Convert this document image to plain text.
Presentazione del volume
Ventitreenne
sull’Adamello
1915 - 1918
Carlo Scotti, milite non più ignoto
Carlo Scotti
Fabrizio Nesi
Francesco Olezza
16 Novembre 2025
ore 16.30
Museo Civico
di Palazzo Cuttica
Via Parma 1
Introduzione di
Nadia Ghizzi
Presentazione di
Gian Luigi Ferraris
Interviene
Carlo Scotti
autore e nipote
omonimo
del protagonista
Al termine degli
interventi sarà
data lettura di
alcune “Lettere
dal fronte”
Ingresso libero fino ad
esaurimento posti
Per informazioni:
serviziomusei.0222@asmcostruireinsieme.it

* * * * *

Exercise details: Produce an exact copy of every entry above.

Written response:
Convert this document image to plain text.
Presentazione del volume
Ventitreenne
sull’Adamello
1915 - 1918
Carlo Scotti, milite non più ignoto
Carlo Scotti
Fabrizio Nesi
Francesco Olezza
16 Novembre 2025
ore 16.30
Museo Civico
di Palazzo Cuttica
Via Parma 1
Introduzione di
Nadia Ghizzi
Presentazione di
Gian Luigi Ferraris
Interviene
Carlo Scotti
autore e nipote
omonimo
del protagonista
Al termine degli
interventi sarà
data lettura di
alcune “Lettere
dal fronte”
Ingresso libero fino ad
esaurimento posti
Per informazioni:
serviziomusei.0222@asmcostruireinsieme.it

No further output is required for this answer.